YOUR INSTRUCTIONS: Can you output the material exactly as written, minus any pictures it holds?

━━━━━ SOURCE MATERIAL

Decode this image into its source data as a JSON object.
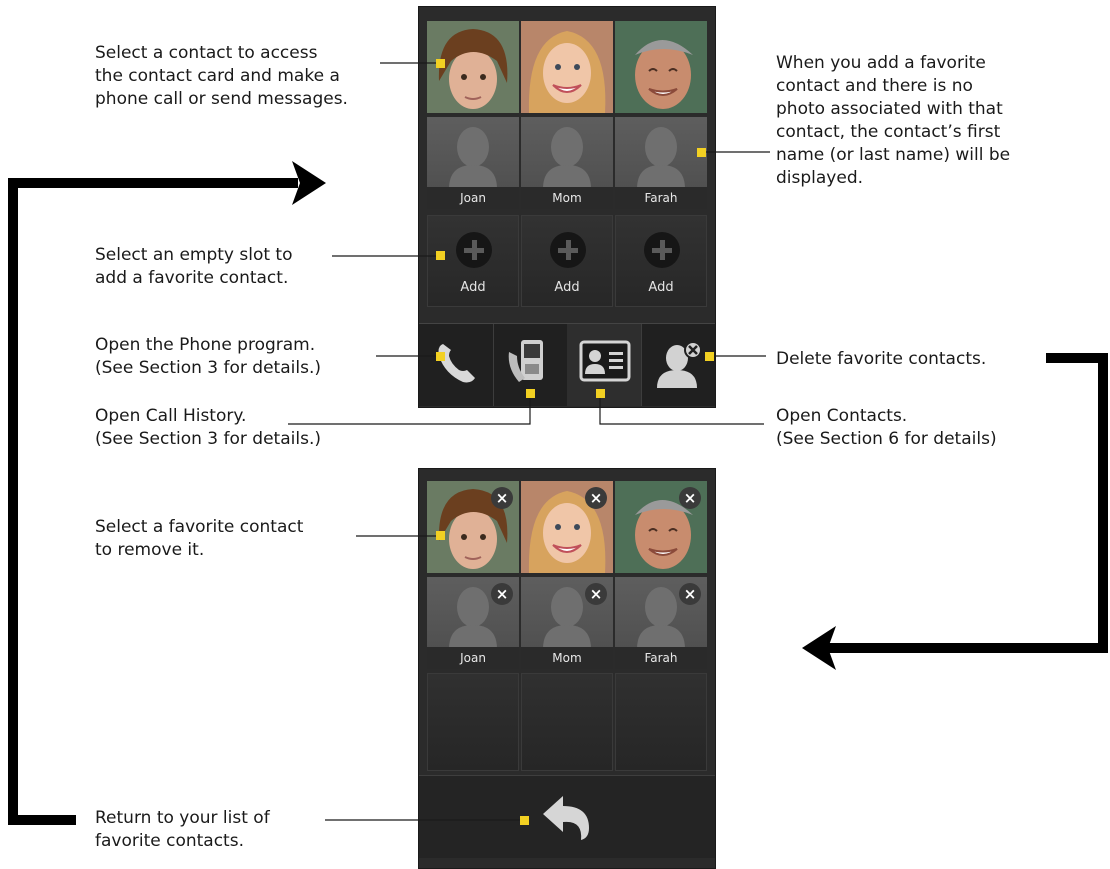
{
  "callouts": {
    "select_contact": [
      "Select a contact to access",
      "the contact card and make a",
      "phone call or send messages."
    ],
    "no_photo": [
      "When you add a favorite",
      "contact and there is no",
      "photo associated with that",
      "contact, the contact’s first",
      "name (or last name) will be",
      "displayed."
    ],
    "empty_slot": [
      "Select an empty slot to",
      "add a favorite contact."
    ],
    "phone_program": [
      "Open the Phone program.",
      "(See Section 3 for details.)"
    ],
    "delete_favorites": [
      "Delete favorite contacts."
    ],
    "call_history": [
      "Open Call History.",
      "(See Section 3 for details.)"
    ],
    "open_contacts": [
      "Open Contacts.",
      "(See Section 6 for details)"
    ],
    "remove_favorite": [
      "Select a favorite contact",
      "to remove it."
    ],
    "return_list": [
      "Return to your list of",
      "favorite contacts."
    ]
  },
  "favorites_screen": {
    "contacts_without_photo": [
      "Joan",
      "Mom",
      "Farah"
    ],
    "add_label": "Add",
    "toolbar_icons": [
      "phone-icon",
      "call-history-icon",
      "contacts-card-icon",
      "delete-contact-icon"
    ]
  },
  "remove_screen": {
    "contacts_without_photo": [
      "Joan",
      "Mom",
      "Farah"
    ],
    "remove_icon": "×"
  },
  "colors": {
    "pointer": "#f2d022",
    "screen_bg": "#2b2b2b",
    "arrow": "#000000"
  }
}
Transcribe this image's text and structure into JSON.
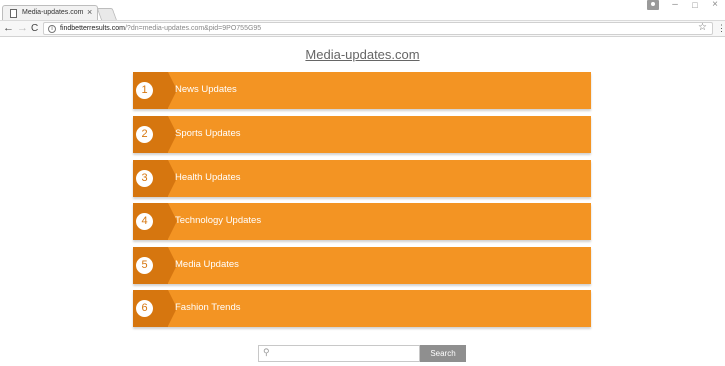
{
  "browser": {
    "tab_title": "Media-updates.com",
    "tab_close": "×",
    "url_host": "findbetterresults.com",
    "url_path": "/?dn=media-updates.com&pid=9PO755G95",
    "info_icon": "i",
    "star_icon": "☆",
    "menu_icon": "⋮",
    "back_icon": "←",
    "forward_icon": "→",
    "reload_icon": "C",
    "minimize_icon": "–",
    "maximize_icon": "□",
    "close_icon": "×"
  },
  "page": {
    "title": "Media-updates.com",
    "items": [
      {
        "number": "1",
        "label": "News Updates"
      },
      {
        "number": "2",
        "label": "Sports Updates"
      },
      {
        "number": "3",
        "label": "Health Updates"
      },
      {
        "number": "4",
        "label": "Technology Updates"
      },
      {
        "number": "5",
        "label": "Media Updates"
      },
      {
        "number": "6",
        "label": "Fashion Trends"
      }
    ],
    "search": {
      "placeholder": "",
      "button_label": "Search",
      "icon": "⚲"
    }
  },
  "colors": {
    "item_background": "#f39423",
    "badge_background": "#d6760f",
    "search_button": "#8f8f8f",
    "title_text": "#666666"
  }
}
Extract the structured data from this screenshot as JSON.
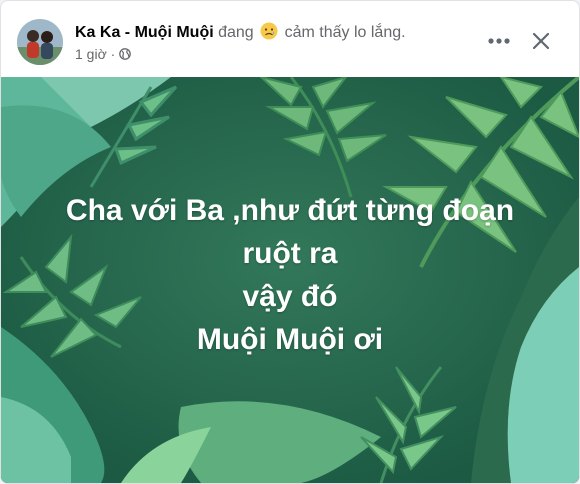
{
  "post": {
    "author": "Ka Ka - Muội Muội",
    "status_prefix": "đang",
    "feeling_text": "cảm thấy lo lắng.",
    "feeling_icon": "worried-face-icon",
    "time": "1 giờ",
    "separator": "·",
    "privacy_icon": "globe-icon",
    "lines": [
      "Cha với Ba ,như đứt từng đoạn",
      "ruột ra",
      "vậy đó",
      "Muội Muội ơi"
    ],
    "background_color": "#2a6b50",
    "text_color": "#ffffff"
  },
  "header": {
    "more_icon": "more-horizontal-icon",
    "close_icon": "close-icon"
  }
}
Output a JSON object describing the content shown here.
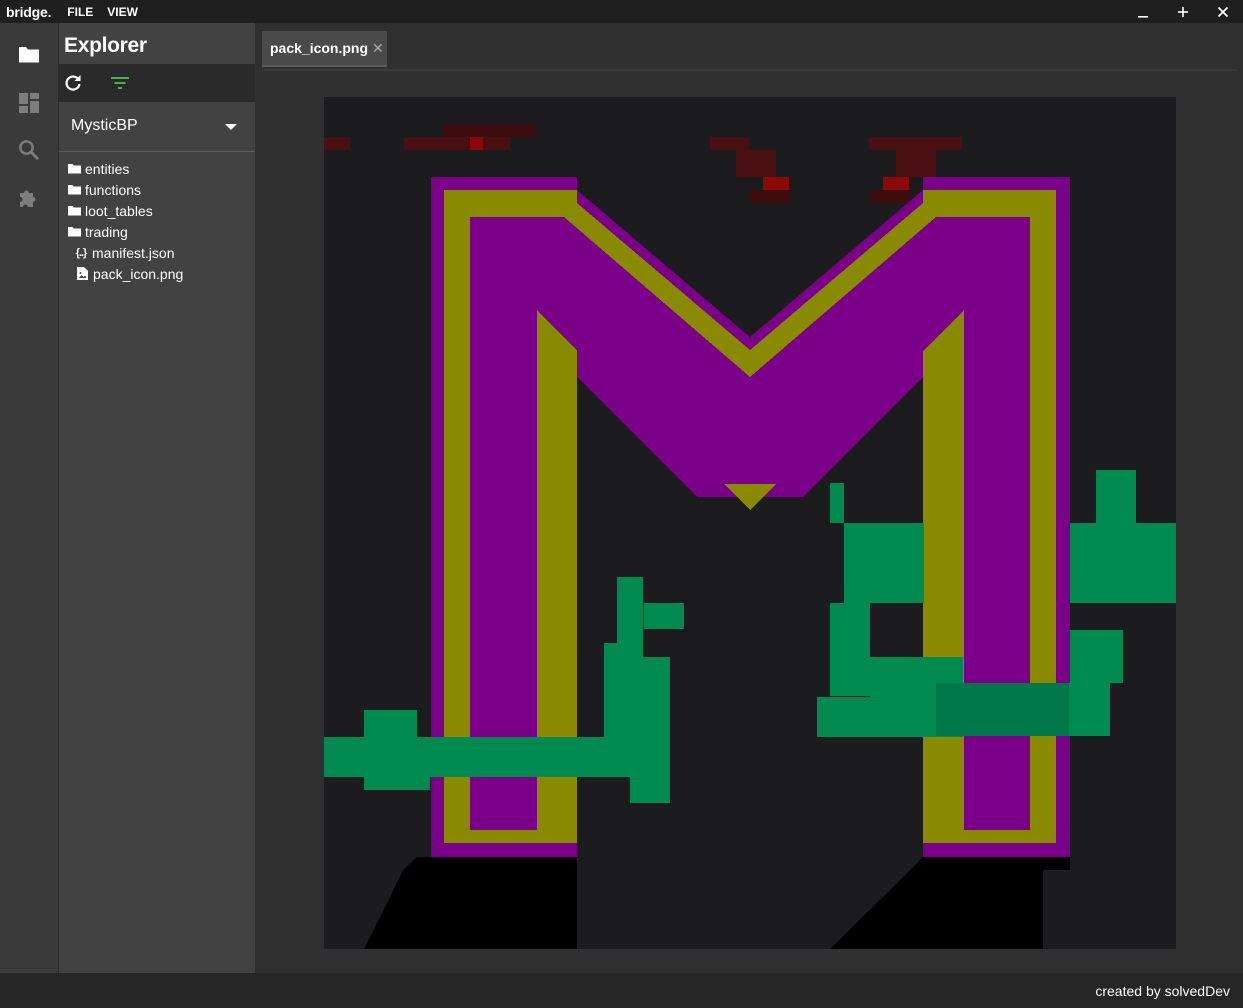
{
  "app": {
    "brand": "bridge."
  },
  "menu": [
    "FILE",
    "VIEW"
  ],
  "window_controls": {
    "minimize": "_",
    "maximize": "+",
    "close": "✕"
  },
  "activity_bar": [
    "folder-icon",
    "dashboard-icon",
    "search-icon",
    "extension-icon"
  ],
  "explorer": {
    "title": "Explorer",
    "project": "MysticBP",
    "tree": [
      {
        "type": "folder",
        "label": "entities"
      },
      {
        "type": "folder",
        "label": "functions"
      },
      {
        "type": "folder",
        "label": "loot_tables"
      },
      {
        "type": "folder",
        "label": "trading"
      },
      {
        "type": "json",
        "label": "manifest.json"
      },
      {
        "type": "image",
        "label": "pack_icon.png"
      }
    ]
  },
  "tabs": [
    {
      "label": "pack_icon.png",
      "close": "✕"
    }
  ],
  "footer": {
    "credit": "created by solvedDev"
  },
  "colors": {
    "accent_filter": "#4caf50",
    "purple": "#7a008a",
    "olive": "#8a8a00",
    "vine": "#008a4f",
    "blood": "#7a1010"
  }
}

━━━━━━━━━━

EXERCISE OUTPUT:
Decode this image into its source data as a JSON object.
{
  "callouts": {
    "select_contact": [
      "Select a contact to access",
      "the contact card and make a",
      "phone call or send messages."
    ],
    "no_photo": [
      "When you add a favorite",
      "contact and there is no",
      "photo associated with that",
      "contact, the contact’s first",
      "name (or last name) will be",
      "displayed."
    ],
    "empty_slot": [
      "Select an empty slot to",
      "add a favorite contact."
    ],
    "phone_program": [
      "Open the Phone program.",
      "(See Section 3 for details.)"
    ],
    "delete_favorites": [
      "Delete favorite contacts."
    ],
    "call_history": [
      "Open Call History.",
      "(See Section 3 for details.)"
    ],
    "open_contacts": [
      "Open Contacts.",
      "(See Section 6 for details)"
    ],
    "remove_favorite": [
      "Select a favorite contact",
      "to remove it."
    ],
    "return_list": [
      "Return to your list of",
      "favorite contacts."
    ]
  },
  "favorites_screen": {
    "contacts_without_photo": [
      "Joan",
      "Mom",
      "Farah"
    ],
    "add_label": "Add",
    "toolbar_icons": [
      "phone-icon",
      "call-history-icon",
      "contacts-card-icon",
      "delete-contact-icon"
    ]
  },
  "remove_screen": {
    "contacts_without_photo": [
      "Joan",
      "Mom",
      "Farah"
    ],
    "remove_icon": "×"
  },
  "colors": {
    "pointer": "#f2d022",
    "screen_bg": "#2b2b2b",
    "arrow": "#000000"
  }
}
Transcribe this image's text and structure into JSON.
{
  "browser": {
    "tab_title": "Media-updates.com",
    "tab_close": "×",
    "url_host": "findbetterresults.com",
    "url_path": "/?dn=media-updates.com&pid=9PO755G95",
    "info_icon": "i",
    "star_icon": "☆",
    "menu_icon": "⋮",
    "back_icon": "←",
    "forward_icon": "→",
    "reload_icon": "C",
    "minimize_icon": "–",
    "maximize_icon": "□",
    "close_icon": "×"
  },
  "page": {
    "title": "Media-updates.com",
    "items": [
      {
        "number": "1",
        "label": "News Updates"
      },
      {
        "number": "2",
        "label": "Sports Updates"
      },
      {
        "number": "3",
        "label": "Health Updates"
      },
      {
        "number": "4",
        "label": "Technology Updates"
      },
      {
        "number": "5",
        "label": "Media Updates"
      },
      {
        "number": "6",
        "label": "Fashion Trends"
      }
    ],
    "search": {
      "placeholder": "",
      "button_label": "Search",
      "icon": "⚲"
    }
  },
  "colors": {
    "item_background": "#f39423",
    "badge_background": "#d6760f",
    "search_button": "#8f8f8f",
    "title_text": "#666666"
  }
}
Extract the structured data from this screenshot as JSON.
{
  "post": {
    "author": "Ka Ka - Muội Muội",
    "status_prefix": "đang",
    "feeling_text": "cảm thấy lo lắng.",
    "feeling_icon": "worried-face-icon",
    "time": "1 giờ",
    "separator": "·",
    "privacy_icon": "globe-icon",
    "lines": [
      "Cha với Ba ,như đứt từng đoạn",
      "ruột ra",
      "vậy đó",
      "Muội Muội ơi"
    ],
    "background_color": "#2a6b50",
    "text_color": "#ffffff"
  },
  "header": {
    "more_icon": "more-horizontal-icon",
    "close_icon": "close-icon"
  }
}
Output a JSON object describing the content shown here.
{
  "app": {
    "brand": "bridge."
  },
  "menu": [
    "FILE",
    "VIEW"
  ],
  "window_controls": {
    "minimize": "_",
    "maximize": "+",
    "close": "✕"
  },
  "activity_bar": [
    "folder-icon",
    "dashboard-icon",
    "search-icon",
    "extension-icon"
  ],
  "explorer": {
    "title": "Explorer",
    "project": "MysticBP",
    "tree": [
      {
        "type": "folder",
        "label": "entities"
      },
      {
        "type": "folder",
        "label": "functions"
      },
      {
        "type": "folder",
        "label": "loot_tables"
      },
      {
        "type": "folder",
        "label": "trading"
      },
      {
        "type": "json",
        "label": "manifest.json"
      },
      {
        "type": "image",
        "label": "pack_icon.png"
      }
    ]
  },
  "tabs": [
    {
      "label": "pack_icon.png",
      "close": "✕"
    }
  ],
  "footer": {
    "credit": "created by solvedDev"
  },
  "colors": {
    "accent_filter": "#4caf50",
    "purple": "#7a008a",
    "olive": "#8a8a00",
    "vine": "#008a4f",
    "blood": "#7a1010"
  }
}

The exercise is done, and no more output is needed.